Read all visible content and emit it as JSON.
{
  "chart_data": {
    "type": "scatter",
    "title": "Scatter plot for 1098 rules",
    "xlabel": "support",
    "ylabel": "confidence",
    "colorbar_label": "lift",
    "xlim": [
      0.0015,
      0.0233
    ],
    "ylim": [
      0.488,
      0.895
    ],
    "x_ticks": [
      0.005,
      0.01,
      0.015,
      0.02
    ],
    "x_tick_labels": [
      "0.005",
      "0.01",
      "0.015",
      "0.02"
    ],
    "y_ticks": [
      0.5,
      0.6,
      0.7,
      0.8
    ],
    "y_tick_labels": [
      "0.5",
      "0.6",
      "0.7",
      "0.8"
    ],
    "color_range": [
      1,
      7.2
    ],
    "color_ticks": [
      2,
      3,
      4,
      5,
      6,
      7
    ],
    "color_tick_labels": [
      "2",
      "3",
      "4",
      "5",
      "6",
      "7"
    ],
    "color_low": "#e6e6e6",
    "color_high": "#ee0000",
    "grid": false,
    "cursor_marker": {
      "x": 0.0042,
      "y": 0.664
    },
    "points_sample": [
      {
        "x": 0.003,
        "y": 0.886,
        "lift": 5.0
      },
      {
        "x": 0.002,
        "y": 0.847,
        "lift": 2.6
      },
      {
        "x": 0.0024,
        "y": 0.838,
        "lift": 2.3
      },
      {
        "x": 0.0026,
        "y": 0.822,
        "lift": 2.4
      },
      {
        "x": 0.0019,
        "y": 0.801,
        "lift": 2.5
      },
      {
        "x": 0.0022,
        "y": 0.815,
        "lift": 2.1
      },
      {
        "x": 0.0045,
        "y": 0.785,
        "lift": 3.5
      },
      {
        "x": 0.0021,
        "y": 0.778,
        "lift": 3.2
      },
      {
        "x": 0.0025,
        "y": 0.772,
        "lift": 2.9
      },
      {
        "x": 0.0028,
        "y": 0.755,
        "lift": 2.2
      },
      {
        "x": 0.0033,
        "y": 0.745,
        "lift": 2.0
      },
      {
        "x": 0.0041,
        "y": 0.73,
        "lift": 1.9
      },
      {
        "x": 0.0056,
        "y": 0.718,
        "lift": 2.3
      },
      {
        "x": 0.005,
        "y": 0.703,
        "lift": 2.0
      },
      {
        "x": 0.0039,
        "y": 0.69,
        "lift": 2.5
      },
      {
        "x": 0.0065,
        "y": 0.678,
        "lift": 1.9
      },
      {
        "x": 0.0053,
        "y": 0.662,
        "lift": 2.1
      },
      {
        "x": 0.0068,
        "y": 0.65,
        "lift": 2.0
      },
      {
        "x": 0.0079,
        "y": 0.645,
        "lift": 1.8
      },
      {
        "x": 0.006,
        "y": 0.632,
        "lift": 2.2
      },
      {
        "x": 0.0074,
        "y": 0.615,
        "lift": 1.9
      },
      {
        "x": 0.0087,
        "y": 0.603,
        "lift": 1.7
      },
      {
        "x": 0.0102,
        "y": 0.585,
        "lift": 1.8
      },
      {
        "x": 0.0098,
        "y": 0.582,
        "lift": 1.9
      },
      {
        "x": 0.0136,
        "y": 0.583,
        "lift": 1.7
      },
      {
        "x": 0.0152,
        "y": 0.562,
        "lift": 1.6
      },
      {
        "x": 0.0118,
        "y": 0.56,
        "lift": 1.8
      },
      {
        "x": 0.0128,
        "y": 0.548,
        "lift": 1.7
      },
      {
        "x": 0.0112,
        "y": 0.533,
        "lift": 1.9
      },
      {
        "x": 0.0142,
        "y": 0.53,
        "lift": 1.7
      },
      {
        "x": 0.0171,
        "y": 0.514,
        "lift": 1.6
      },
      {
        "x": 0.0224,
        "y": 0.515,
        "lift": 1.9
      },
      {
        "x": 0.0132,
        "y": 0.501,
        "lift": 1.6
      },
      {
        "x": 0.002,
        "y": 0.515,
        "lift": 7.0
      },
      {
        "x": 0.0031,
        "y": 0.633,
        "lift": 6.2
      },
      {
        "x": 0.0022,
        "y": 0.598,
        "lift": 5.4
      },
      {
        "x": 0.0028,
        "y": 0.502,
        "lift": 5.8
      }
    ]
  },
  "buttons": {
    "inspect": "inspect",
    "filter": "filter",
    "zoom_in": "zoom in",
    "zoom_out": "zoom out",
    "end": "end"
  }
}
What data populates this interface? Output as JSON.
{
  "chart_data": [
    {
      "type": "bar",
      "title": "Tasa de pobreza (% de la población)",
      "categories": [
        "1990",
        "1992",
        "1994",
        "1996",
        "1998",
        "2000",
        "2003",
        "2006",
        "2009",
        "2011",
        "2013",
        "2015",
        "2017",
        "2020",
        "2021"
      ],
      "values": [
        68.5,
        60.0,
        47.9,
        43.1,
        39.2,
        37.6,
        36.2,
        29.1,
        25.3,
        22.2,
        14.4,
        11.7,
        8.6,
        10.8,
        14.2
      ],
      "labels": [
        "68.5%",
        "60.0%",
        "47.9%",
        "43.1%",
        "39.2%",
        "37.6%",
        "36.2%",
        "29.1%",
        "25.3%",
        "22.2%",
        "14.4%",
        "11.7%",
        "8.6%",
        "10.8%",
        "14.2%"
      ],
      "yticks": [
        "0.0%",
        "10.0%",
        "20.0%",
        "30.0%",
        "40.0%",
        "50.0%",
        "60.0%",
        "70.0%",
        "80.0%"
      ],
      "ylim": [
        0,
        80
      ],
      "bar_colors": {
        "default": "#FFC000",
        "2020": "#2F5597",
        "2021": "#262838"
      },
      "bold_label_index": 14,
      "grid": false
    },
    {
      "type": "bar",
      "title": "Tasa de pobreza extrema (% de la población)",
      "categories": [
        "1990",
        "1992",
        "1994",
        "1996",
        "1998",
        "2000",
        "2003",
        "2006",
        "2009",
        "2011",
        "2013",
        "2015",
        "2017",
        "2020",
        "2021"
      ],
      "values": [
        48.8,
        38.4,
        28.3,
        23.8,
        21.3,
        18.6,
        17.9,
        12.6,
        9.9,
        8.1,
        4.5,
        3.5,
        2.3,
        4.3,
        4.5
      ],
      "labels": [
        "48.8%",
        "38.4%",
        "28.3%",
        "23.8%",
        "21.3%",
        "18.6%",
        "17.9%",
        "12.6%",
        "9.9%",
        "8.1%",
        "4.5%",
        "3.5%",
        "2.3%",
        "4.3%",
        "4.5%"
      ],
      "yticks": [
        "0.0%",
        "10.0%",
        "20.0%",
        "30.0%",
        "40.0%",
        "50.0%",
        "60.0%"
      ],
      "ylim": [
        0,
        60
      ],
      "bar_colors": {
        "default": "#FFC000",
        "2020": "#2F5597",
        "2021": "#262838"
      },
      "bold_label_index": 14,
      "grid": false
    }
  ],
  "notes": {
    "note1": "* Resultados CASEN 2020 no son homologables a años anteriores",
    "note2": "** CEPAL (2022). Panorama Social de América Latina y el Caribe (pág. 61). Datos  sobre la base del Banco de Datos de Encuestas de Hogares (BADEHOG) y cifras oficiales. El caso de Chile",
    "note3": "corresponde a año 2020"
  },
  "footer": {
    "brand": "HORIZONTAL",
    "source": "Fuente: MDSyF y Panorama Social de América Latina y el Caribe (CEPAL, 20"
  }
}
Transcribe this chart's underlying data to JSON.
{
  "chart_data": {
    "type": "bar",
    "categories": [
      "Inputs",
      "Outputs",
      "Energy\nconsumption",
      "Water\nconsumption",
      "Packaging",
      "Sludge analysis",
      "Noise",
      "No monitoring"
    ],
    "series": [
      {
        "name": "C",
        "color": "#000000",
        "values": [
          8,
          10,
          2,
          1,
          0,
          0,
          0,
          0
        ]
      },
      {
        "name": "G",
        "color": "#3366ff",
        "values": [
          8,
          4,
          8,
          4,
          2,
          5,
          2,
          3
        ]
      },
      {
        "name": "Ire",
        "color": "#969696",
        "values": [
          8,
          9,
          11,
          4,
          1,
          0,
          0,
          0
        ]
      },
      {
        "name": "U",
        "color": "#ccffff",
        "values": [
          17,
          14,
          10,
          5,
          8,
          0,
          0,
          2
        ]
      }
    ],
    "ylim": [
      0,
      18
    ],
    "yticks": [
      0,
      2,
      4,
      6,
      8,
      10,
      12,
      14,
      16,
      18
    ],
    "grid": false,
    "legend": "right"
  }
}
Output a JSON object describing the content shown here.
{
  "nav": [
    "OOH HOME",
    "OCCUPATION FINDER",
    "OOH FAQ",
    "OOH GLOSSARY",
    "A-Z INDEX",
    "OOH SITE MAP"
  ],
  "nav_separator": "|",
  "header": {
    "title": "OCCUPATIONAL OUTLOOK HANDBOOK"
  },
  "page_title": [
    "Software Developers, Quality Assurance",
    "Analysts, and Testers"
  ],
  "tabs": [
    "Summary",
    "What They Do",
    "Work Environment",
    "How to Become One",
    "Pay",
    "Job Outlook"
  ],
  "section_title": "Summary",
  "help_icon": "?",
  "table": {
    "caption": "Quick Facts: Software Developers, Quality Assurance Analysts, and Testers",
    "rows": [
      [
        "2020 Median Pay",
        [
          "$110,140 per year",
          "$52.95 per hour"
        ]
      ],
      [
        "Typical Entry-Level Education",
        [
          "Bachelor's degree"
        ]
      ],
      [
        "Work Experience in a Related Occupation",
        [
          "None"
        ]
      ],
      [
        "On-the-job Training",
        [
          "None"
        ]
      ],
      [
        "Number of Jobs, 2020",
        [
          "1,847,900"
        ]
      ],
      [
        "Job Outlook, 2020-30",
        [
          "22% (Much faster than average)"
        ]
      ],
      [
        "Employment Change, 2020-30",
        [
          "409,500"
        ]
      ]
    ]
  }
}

◇ ◇ ◇

- Direction -
Search the lines for the string "JSON" and copy every line that has it.

- Exercise output -
Read all visible content and emit it as JSON.
What data populates this interface? Output as JSON.
Transcribe this chart's underlying data to JSON.
Output a JSON object describing the content shown here.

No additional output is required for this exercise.